— begin WORKING DATA —
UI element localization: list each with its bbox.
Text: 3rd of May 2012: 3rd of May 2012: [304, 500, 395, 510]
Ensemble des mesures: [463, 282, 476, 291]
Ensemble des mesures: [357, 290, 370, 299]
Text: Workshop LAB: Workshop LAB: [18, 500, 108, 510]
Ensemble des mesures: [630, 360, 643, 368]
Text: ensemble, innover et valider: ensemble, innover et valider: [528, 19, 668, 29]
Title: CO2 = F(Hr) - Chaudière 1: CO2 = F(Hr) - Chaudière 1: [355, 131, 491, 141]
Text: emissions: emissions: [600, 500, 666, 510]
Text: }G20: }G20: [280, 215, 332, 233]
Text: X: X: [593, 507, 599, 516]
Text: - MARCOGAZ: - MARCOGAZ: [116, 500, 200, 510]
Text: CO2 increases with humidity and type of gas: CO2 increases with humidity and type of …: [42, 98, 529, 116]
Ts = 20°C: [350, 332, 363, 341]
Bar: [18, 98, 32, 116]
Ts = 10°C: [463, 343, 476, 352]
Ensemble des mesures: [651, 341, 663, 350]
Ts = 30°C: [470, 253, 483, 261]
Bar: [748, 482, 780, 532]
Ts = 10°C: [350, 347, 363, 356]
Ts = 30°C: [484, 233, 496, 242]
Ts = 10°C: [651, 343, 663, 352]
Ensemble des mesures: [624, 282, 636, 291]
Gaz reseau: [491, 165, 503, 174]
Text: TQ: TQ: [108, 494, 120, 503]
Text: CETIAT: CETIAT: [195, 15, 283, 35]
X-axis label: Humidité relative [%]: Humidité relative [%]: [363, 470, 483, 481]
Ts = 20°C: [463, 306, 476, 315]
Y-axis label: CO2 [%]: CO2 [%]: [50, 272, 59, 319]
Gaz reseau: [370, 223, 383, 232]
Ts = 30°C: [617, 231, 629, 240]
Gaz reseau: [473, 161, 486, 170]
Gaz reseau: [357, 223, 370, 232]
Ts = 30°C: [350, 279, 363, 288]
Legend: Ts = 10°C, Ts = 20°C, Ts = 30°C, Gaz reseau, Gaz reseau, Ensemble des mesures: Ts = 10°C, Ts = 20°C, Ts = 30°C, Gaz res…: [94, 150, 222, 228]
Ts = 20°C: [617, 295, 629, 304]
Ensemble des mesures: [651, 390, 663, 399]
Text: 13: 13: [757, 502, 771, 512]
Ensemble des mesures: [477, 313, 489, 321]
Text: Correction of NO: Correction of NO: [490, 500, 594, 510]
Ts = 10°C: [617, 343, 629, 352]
— end WORKING DATA —
Render the material above as a numbered list, leaving out any blank lines.

1. UI element localization: list each with its bbox.
2. Text: 3rd of May 2012: 3rd of May 2012: [304, 500, 395, 510]
3. Ensemble des mesures: [463, 282, 476, 291]
4. Ensemble des mesures: [357, 290, 370, 299]
5. Text: Workshop LAB: Workshop LAB: [18, 500, 108, 510]
6. Ensemble des mesures: [630, 360, 643, 368]
7. Text: ensemble, innover et valider: ensemble, innover et valider: [528, 19, 668, 29]
8. Title: CO2 = F(Hr) - Chaudière 1: CO2 = F(Hr) - Chaudière 1: [355, 131, 491, 141]
9. Text: emissions: emissions: [600, 500, 666, 510]
10. Text: }G20: }G20: [280, 215, 332, 233]
11. Text: X: X: [593, 507, 599, 516]
12. Text: - MARCOGAZ: - MARCOGAZ: [116, 500, 200, 510]
13. Text: CO2 increases with humidity and type of gas: CO2 increases with humidity and type of …: [42, 98, 529, 116]
14. Ts = 20°C: [350, 332, 363, 341]
15. Bar: [18, 98, 32, 116]
16. Ts = 10°C: [463, 343, 476, 352]
17. Ensemble des mesures: [651, 341, 663, 350]
18. Ts = 30°C: [470, 253, 483, 261]
19. Bar: [748, 482, 780, 532]
20. Ts = 10°C: [350, 347, 363, 356]
21. Ts = 30°C: [484, 233, 496, 242]
22. Ts = 10°C: [651, 343, 663, 352]
23. Ensemble des mesures: [624, 282, 636, 291]
24. Gaz reseau: [491, 165, 503, 174]
25. Text: TQ: TQ: [108, 494, 120, 503]
26. Text: CETIAT: CETIAT: [195, 15, 283, 35]
27. X-axis label: Humidité relative [%]: Humidité relative [%]: [363, 470, 483, 481]
28. Ts = 20°C: [463, 306, 476, 315]
29. Y-axis label: CO2 [%]: CO2 [%]: [50, 272, 59, 319]
30. Gaz reseau: [370, 223, 383, 232]
31. Ts = 30°C: [617, 231, 629, 240]
32. Gaz reseau: [473, 161, 486, 170]
33. Gaz reseau: [357, 223, 370, 232]
34. Ts = 30°C: [350, 279, 363, 288]
35. Legend: Ts = 10°C, Ts = 20°C, Ts = 30°C, Gaz reseau, Gaz reseau, Ensemble des mesures: Ts = 10°C, Ts = 20°C, Ts = 30°C, Gaz res…: [94, 150, 222, 228]
36. Ts = 20°C: [617, 295, 629, 304]
37. Ensemble des mesures: [651, 390, 663, 399]
38. Text: 13: 13: [757, 502, 771, 512]
39. Ensemble des mesures: [477, 313, 489, 321]
40. Text: Correction of NO: Correction of NO: [490, 500, 594, 510]
41. Ts = 10°C: [617, 343, 629, 352]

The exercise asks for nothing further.